Live shoppers remain the largest customer base for Unicorn Tribe, with the company attracting shoppers anywhere in age from 35 to 80. The company’s size-inclusive range for clothing—small to 3X—has helped it resonate with a broad base.
“It’s like going to a store with your friend and you can ask your friend ‘How does that fit?’” Chris said of the community the company has fostered, particularly in the live selling channel.
Selling Through Community
The company’s live broadcasts can generate anywhere from 250 to 800 viewers who are either engaging with each other or engaging with the host in real-time.
Dee Goodman joined the company as a live selling host in December. Goodman, with a background in broadcast journalism, was looking to get back in front of the camera.
She’s one of several hosts moderating live broadcasts. There are three daily with an audience across the U.S., the majority of which are watching from California, New York and Texas.
It’s a fast-paced job with hosts moving multiple items in a segment.
“Whereas QVC, they’ll sit and talk about one product for half an hour, this is faster paced. I’m probably showing 36 items throughout [a two-hour segment],” Goodman said. “For me, it’s been a learning curve selling because there’s techniques to selling versus ‘you need to buy this.’ I have my water up there, so I definitely stay hydrated but it’s high energy.”
Goodman, like the rest of the hosts, fields live questions from viewers ranging from a fabric’s stretch to how it personally fits them.
“I think it’s the community feel that keeps people coming back for more and more. You can watch the lives and never comment, but plenty of people watch it and you’re interacting. It’s a very positive place. There’s not really any negativity,” Goodman said.

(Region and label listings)
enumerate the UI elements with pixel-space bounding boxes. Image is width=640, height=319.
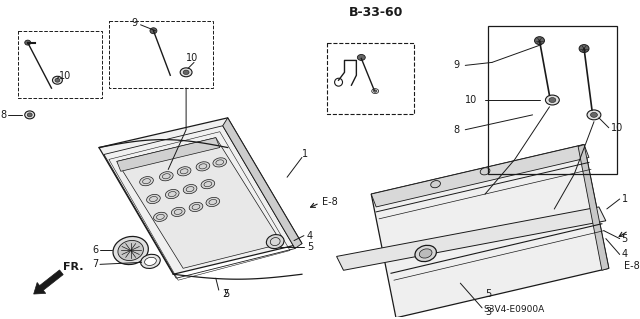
Text: E-8: E-8: [623, 261, 639, 271]
Text: 1: 1: [302, 150, 308, 160]
Text: 5: 5: [621, 234, 628, 244]
Ellipse shape: [180, 68, 192, 77]
Text: 4: 4: [307, 231, 313, 241]
Ellipse shape: [145, 257, 156, 265]
Ellipse shape: [159, 172, 173, 181]
Ellipse shape: [206, 197, 220, 207]
Polygon shape: [371, 145, 589, 207]
Ellipse shape: [415, 245, 436, 262]
Bar: [109, 21, 213, 88]
FancyArrow shape: [34, 270, 63, 294]
Ellipse shape: [545, 95, 559, 105]
Text: 8: 8: [453, 125, 460, 135]
Polygon shape: [578, 145, 609, 270]
Text: 5: 5: [307, 241, 313, 252]
Text: 3: 3: [485, 307, 491, 317]
Ellipse shape: [55, 78, 60, 82]
Ellipse shape: [357, 55, 365, 60]
Polygon shape: [371, 145, 609, 318]
Ellipse shape: [141, 254, 160, 269]
Polygon shape: [223, 118, 302, 249]
Ellipse shape: [118, 241, 143, 261]
Ellipse shape: [266, 234, 284, 249]
Ellipse shape: [213, 158, 227, 167]
Ellipse shape: [172, 207, 185, 217]
Ellipse shape: [52, 76, 62, 84]
Text: 9: 9: [453, 60, 460, 70]
Ellipse shape: [372, 89, 379, 93]
Ellipse shape: [534, 37, 545, 45]
Ellipse shape: [28, 113, 32, 117]
FancyArrow shape: [362, 19, 375, 33]
Ellipse shape: [140, 177, 154, 186]
Text: 10: 10: [611, 123, 623, 133]
Bar: [18, 31, 102, 98]
Ellipse shape: [150, 28, 157, 34]
Ellipse shape: [25, 40, 31, 45]
Polygon shape: [117, 137, 220, 171]
Text: 5: 5: [223, 289, 229, 299]
Ellipse shape: [591, 112, 597, 117]
Text: 10: 10: [186, 54, 198, 63]
Ellipse shape: [113, 236, 148, 264]
Ellipse shape: [587, 110, 601, 120]
Text: 9: 9: [132, 18, 138, 28]
Text: 10: 10: [60, 71, 72, 81]
Ellipse shape: [147, 194, 160, 204]
Ellipse shape: [189, 202, 203, 211]
Ellipse shape: [165, 189, 179, 199]
Text: 4: 4: [621, 249, 628, 259]
Polygon shape: [117, 137, 282, 268]
Ellipse shape: [480, 168, 490, 175]
Ellipse shape: [201, 180, 215, 189]
Ellipse shape: [549, 98, 556, 102]
Text: 8: 8: [0, 110, 6, 120]
Text: 7: 7: [92, 259, 99, 269]
Ellipse shape: [374, 90, 377, 93]
Ellipse shape: [579, 45, 589, 53]
Text: 5: 5: [485, 289, 492, 299]
Ellipse shape: [419, 249, 432, 258]
Bar: [326, 43, 414, 114]
Ellipse shape: [154, 212, 167, 221]
Text: 1: 1: [621, 194, 628, 204]
Ellipse shape: [431, 181, 440, 188]
Ellipse shape: [183, 70, 189, 75]
Text: FR.: FR.: [63, 262, 84, 272]
Ellipse shape: [183, 184, 197, 194]
Polygon shape: [337, 207, 606, 270]
Text: 6: 6: [92, 246, 98, 256]
Text: 2: 2: [223, 289, 229, 299]
Ellipse shape: [25, 111, 35, 119]
Text: 10: 10: [465, 95, 477, 105]
Text: B-33-60: B-33-60: [348, 6, 403, 19]
Polygon shape: [99, 118, 302, 274]
Ellipse shape: [177, 167, 191, 176]
Text: E-8: E-8: [322, 197, 337, 207]
Text: S3V4-E0900A: S3V4-E0900A: [483, 305, 545, 315]
Ellipse shape: [196, 162, 210, 171]
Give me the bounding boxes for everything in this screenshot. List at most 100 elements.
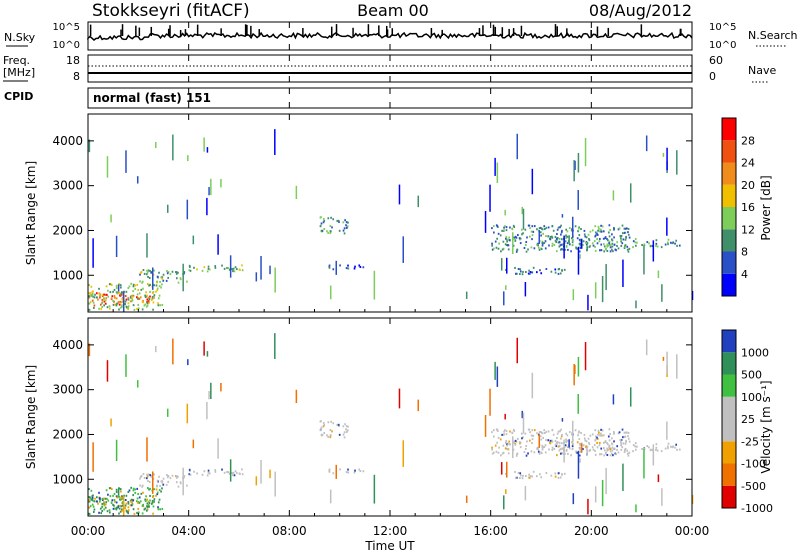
power-cell [166, 272, 169, 275]
power-cell [91, 299, 94, 302]
velocity-streak [584, 342, 587, 371]
power-cell [587, 233, 590, 236]
power-streak [373, 270, 376, 300]
velocity-cell [561, 442, 563, 445]
velocity-cell [559, 430, 561, 433]
power-cell [146, 301, 148, 304]
power-cell [161, 276, 164, 279]
velocity-cell [105, 489, 108, 492]
power-cell [513, 236, 516, 239]
power-streak [92, 238, 94, 268]
velocity-cell [151, 501, 154, 504]
power-streak [561, 214, 564, 218]
power-cell [146, 294, 148, 297]
velocity-cell [578, 442, 581, 445]
velocity-streak [524, 485, 527, 501]
power-cell [91, 294, 94, 297]
velocity-cell [175, 476, 178, 479]
velocity-colorbar-swatch [722, 352, 736, 375]
velocity-cell [103, 504, 106, 507]
velocity-cell [336, 423, 339, 426]
velocity-cell [332, 422, 335, 425]
power-cell [342, 221, 345, 224]
velocity-cell [634, 445, 637, 448]
power-cell [566, 230, 569, 233]
velocity-cell [498, 446, 500, 449]
power-cell [615, 249, 617, 252]
power-cell [646, 241, 649, 244]
velocity-cell [329, 436, 332, 439]
power-cell [228, 268, 231, 271]
velocity-cell [588, 441, 590, 444]
velocity-streak [635, 504, 637, 513]
power-cell [539, 226, 542, 229]
velocity-cell [320, 433, 323, 436]
velocity-cell [532, 434, 535, 437]
power-cell [98, 293, 101, 296]
power-cell [507, 244, 509, 247]
velocity-cell [559, 448, 562, 451]
velocity-cell [585, 445, 587, 448]
velocity-cell [165, 483, 168, 486]
power-cell [151, 297, 154, 300]
velocity-streak [496, 366, 499, 387]
power-cell [101, 302, 103, 305]
velocity-cell [338, 433, 341, 436]
power-cell [508, 239, 511, 242]
power-cell [514, 266, 516, 269]
power-cell [125, 298, 128, 301]
velocity-streak [115, 439, 118, 462]
power-cell [522, 270, 524, 273]
power-streak [612, 190, 615, 201]
power-cell [362, 266, 365, 269]
velocity-streak [484, 414, 487, 437]
velocity-cell [555, 454, 558, 457]
velocity-cell [598, 431, 600, 434]
noise-left-tick-top: 10^5 [53, 22, 80, 33]
velocity-cell [529, 431, 531, 434]
power-cell [236, 268, 238, 271]
velocity-cell [599, 453, 601, 456]
velocity-streak [573, 364, 575, 386]
power-cell [586, 245, 588, 248]
power-cell [561, 229, 563, 232]
velocity-cell [554, 475, 557, 478]
velocity-cell [149, 494, 151, 497]
velocity-cell [161, 507, 164, 510]
velocity-cell [141, 484, 144, 487]
power-cell [624, 227, 627, 230]
power-cell [528, 224, 531, 227]
velocity-streak [505, 489, 507, 494]
velocity-cell [496, 429, 499, 432]
power-cell [158, 285, 161, 288]
velocity-streak [155, 345, 157, 353]
velocity-cell [347, 471, 350, 474]
velocity-cell [531, 438, 534, 441]
velocity-cell [538, 452, 541, 455]
velocity-streak [622, 463, 624, 492]
velocity-cell [531, 442, 533, 445]
power-cell [99, 296, 101, 299]
velocity-ytick-label: 2000 [52, 427, 83, 441]
power-cell [598, 227, 600, 230]
power-streak [172, 134, 174, 161]
velocity-cell [156, 484, 158, 487]
power-cell [578, 250, 581, 253]
velocity-cell [120, 509, 123, 513]
velocity-cell [139, 484, 141, 487]
power-streak [577, 246, 580, 275]
power-cell [627, 250, 630, 253]
power-streak [522, 208, 525, 230]
power-cell [547, 226, 550, 229]
velocity-cell [558, 445, 561, 448]
power-cell [167, 271, 170, 274]
velocity-cell [354, 469, 356, 472]
power-cell [585, 243, 588, 246]
power-cell [345, 221, 348, 224]
velocity-cell [540, 431, 543, 434]
power-colorbar-tick: 20 [741, 179, 755, 192]
velocity-cell [656, 449, 659, 452]
velocity-cell [505, 433, 508, 436]
time-tick-label: 08:00 [272, 524, 307, 538]
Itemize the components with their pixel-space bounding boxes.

• ACTIONS TO TAKE:
1. Please summarize the Unicorn Tribe text in two sentences.
2. Print the passage of the Unicorn Tribe text starting with "Live shoppers remain" and going on through "of the camera.".
The records are separate from the Unicorn Tribe text.

• RESULTS FOR EACH TASK:
1. Live shoppers aged 35 to 80 are Unicorn Tribe's largest customer base, drawn in part by its small-to-3X clothing range and by a community in which several hosts run three daily broadcasts that draw 250 to 800 viewers. Host Dee Goodman describes a fast-paced, high-energy job showing about 36 items per two-hour segment and answering viewers' questions, and she credits the positive community feel with keeping people coming back.

2.
Live shoppers remain the largest customer base for Unicorn Tribe, with the company attracting shoppers anywhere in age from 35 to 80. The company’s size-inclusive range for clothing—small to 3X—has helped it resonate with a broad base.
“It’s like going to a store with your friend and you can ask your friend ‘How does that fit?’” Chris said of the community the company has fostered, particularly in the live selling channel.
Selling Through Community
The company’s live broadcasts can generate anywhere from 250 to 800 viewers who are either engaging with each other or engaging with the host in real-time.
Dee Goodman joined the company as a live selling host in December. Goodman, with a background in broadcast journalism, was looking to get back in front of the camera.